-- TASK REQUIREMENTS --
Repeat each line exactly, leaving nothing out.

Data excerpts
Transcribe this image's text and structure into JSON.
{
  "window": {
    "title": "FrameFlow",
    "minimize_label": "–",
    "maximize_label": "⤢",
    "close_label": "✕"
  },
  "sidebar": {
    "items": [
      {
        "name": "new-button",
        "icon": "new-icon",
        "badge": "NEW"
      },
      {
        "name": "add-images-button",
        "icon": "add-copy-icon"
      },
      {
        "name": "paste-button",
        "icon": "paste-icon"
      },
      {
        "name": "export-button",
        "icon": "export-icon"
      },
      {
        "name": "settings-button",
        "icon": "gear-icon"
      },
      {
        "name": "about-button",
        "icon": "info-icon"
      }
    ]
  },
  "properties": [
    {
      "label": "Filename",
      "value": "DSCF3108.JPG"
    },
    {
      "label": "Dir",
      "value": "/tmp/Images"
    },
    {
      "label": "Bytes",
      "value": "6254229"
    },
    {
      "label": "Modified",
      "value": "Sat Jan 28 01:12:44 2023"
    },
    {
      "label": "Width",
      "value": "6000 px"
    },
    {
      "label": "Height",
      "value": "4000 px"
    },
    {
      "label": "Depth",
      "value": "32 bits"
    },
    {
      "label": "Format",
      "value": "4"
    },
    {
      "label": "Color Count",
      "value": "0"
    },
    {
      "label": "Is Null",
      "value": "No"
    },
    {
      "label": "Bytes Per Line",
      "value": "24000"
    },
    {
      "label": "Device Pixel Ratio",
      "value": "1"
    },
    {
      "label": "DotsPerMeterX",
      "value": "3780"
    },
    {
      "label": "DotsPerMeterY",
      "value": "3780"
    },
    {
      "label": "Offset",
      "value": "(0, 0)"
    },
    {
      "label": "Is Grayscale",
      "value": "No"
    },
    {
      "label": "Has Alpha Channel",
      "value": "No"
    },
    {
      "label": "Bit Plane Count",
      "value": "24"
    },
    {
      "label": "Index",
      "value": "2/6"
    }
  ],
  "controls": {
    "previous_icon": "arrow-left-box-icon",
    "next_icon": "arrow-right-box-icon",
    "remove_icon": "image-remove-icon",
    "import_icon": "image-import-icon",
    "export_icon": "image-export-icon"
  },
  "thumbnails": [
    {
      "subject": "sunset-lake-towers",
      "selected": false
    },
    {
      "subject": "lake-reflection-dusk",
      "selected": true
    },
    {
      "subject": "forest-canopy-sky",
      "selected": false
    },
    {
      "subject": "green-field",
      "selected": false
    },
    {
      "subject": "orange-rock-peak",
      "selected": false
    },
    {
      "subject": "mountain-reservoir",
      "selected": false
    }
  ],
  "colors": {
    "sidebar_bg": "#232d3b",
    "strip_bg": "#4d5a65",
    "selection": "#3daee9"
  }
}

-- OUTPUT BELOW --
Transcribe this image's text and structure into JSON.
{
  "window": {
    "title": "FrameFlow",
    "minimize_label": "–",
    "maximize_label": "⤢",
    "close_label": "✕"
  },
  "sidebar": {
    "items": [
      {
        "name": "new-button",
        "icon": "new-icon",
        "badge": "NEW"
      },
      {
        "name": "add-images-button",
        "icon": "add-copy-icon"
      },
      {
        "name": "paste-button",
        "icon": "paste-icon"
      },
      {
        "name": "export-button",
        "icon": "export-icon"
      },
      {
        "name": "settings-button",
        "icon": "gear-icon"
      },
      {
        "name": "about-button",
        "icon": "info-icon"
      }
    ]
  },
  "properties": [
    {
      "label": "Filename",
      "value": "DSCF3108.JPG"
    },
    {
      "label": "Dir",
      "value": "/tmp/Images"
    },
    {
      "label": "Bytes",
      "value": "6254229"
    },
    {
      "label": "Modified",
      "value": "Sat Jan 28 01:12:44 2023"
    },
    {
      "label": "Width",
      "value": "6000 px"
    },
    {
      "label": "Height",
      "value": "4000 px"
    },
    {
      "label": "Depth",
      "value": "32 bits"
    },
    {
      "label": "Format",
      "value": "4"
    },
    {
      "label": "Color Count",
      "value": "0"
    },
    {
      "label": "Is Null",
      "value": "No"
    },
    {
      "label": "Bytes Per Line",
      "value": "24000"
    },
    {
      "label": "Device Pixel Ratio",
      "value": "1"
    },
    {
      "label": "DotsPerMeterX",
      "value": "3780"
    },
    {
      "label": "DotsPerMeterY",
      "value": "3780"
    },
    {
      "label": "Offset",
      "value": "(0, 0)"
    },
    {
      "label": "Is Grayscale",
      "value": "No"
    },
    {
      "label": "Has Alpha Channel",
      "value": "No"
    },
    {
      "label": "Bit Plane Count",
      "value": "24"
    },
    {
      "label": "Index",
      "value": "2/6"
    }
  ],
  "controls": {
    "previous_icon": "arrow-left-box-icon",
    "next_icon": "arrow-right-box-icon",
    "remove_icon": "image-remove-icon",
    "import_icon": "image-import-icon",
    "export_icon": "image-export-icon"
  },
  "thumbnails": [
    {
      "subject": "sunset-lake-towers",
      "selected": false
    },
    {
      "subject": "lake-reflection-dusk",
      "selected": true
    },
    {
      "subject": "forest-canopy-sky",
      "selected": false
    },
    {
      "subject": "green-field",
      "selected": false
    },
    {
      "subject": "orange-rock-peak",
      "selected": false
    },
    {
      "subject": "mountain-reservoir",
      "selected": false
    }
  ],
  "colors": {
    "sidebar_bg": "#232d3b",
    "strip_bg": "#4d5a65",
    "selection": "#3daee9"
  }
}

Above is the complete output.